• [WHAT IS EXPECTED] Pick out every line of the entries below where "Model" occurs, and copy those lines.

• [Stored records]
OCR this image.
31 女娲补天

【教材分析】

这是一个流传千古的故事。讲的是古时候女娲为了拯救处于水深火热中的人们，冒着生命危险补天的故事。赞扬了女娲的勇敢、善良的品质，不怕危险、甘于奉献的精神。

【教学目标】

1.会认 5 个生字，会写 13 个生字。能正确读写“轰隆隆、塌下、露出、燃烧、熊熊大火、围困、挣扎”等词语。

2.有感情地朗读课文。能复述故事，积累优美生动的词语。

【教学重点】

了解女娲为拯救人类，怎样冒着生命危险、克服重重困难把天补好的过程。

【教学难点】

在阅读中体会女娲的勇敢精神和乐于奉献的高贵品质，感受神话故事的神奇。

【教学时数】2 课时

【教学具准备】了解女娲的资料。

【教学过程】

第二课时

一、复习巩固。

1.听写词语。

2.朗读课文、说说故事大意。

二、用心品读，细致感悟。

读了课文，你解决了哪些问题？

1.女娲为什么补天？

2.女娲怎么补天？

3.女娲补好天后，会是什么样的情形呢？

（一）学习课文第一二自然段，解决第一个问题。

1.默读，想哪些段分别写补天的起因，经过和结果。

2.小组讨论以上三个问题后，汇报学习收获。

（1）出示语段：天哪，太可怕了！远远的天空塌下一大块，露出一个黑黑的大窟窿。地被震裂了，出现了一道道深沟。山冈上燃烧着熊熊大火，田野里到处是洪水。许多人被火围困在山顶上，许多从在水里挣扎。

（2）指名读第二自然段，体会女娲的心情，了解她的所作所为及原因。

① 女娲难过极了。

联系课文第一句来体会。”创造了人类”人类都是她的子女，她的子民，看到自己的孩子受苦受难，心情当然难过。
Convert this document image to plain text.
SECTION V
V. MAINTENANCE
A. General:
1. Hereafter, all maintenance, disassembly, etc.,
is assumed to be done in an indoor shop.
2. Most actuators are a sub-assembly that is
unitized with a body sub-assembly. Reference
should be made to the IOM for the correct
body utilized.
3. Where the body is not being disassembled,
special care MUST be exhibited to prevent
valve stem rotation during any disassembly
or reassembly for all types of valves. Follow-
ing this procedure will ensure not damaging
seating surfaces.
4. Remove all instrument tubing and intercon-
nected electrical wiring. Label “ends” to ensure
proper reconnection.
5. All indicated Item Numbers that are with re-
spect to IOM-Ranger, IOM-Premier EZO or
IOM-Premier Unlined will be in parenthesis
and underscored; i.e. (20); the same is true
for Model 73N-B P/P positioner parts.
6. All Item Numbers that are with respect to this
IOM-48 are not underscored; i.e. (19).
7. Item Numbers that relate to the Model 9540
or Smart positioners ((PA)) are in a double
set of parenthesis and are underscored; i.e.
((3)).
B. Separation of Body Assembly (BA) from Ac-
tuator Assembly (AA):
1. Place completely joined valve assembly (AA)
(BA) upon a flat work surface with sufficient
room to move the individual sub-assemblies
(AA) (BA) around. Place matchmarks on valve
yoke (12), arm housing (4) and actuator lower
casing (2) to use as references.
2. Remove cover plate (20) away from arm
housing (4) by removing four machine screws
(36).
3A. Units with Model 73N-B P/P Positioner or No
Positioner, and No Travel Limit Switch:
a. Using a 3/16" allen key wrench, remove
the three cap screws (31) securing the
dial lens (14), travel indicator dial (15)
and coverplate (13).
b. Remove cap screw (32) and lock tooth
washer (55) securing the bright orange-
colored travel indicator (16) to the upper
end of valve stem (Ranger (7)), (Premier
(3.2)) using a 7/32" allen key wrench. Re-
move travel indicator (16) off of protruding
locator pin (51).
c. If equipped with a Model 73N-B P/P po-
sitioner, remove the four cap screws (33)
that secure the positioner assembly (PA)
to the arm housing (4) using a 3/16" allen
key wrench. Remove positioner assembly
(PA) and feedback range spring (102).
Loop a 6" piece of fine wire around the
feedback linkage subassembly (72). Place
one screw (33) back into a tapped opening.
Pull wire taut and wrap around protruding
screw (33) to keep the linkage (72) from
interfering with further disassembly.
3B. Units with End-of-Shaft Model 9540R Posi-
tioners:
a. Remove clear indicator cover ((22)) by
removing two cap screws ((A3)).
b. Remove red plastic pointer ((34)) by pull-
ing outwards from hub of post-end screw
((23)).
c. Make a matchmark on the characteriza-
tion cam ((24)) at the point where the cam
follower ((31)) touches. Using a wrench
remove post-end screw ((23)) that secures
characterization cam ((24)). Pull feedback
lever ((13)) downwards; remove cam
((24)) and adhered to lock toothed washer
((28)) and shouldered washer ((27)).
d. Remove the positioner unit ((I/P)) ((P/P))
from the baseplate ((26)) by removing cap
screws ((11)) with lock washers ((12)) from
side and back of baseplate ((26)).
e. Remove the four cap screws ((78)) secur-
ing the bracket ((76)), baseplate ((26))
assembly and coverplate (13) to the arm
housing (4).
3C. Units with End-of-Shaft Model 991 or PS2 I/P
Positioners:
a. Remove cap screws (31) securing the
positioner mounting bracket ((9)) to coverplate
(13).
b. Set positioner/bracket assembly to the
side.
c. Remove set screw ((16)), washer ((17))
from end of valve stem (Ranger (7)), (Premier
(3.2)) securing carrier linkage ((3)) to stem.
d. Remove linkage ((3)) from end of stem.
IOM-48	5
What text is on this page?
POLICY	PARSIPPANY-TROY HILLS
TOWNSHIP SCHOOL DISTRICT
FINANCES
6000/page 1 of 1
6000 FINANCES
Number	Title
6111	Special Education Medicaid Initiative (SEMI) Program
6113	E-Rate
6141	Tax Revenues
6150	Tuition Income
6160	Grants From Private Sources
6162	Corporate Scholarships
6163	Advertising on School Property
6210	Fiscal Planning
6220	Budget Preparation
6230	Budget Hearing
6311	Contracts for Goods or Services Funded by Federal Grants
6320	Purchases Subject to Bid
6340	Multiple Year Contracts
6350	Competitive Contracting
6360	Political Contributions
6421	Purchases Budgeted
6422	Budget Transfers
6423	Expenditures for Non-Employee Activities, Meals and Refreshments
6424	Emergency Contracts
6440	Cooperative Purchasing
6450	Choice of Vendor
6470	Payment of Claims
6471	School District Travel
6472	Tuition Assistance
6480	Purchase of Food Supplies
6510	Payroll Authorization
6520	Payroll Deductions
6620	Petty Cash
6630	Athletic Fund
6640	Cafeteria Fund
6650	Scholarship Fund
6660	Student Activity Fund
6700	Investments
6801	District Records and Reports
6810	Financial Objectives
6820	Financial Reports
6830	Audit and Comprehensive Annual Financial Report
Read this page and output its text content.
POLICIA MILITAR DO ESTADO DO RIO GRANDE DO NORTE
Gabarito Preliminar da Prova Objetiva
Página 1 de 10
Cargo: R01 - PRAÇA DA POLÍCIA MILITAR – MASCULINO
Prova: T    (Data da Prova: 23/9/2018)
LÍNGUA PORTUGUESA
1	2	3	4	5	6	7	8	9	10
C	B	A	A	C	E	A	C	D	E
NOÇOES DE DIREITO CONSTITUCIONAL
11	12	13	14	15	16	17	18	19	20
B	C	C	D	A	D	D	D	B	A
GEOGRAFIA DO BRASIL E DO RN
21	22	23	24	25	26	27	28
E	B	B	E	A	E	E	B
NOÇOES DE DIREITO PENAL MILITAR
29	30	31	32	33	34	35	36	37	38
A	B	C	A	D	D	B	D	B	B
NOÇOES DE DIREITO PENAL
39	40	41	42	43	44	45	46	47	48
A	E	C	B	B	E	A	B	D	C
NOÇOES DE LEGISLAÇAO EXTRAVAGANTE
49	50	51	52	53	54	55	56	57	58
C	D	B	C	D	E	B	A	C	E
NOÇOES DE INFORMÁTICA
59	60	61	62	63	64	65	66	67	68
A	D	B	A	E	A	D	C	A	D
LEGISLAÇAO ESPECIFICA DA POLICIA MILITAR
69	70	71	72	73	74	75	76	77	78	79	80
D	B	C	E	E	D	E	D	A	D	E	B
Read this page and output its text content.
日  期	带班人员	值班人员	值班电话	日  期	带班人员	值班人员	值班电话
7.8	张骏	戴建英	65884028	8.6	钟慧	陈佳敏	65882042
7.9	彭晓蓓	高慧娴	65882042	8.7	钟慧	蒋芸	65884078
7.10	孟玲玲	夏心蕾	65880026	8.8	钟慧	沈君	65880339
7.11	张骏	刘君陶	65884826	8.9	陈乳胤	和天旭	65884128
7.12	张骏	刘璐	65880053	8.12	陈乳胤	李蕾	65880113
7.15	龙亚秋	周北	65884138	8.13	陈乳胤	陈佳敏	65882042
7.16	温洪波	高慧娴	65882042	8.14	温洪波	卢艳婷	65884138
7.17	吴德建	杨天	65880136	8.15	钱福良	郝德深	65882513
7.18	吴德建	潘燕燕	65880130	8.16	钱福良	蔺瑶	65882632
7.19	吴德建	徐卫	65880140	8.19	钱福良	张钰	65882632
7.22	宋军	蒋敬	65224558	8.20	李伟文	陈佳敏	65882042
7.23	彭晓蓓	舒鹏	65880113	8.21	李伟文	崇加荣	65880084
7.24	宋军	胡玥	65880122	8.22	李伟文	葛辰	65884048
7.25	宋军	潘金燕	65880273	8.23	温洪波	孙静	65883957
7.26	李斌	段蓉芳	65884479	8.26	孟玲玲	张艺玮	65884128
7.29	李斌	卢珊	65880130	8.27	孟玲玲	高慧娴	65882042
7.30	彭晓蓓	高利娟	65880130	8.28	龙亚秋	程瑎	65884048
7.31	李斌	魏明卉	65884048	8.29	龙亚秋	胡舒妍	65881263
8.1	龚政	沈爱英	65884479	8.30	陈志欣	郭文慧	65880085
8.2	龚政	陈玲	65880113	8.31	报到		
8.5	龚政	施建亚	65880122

• [OUTPUT FOR THIS EXERCISE]
for Model 73N-B P/P positioner parts.
7. Item Numbers that relate to the Model 9540
3A. Units with Model 73N-B P/P Positioner or No
c. If equipped with a Model 73N-B P/P po-
3B. Units with End-of-Shaft Model 9540R Posi-
3C. Units with End-of-Shaft Model 991 or PS2 I/P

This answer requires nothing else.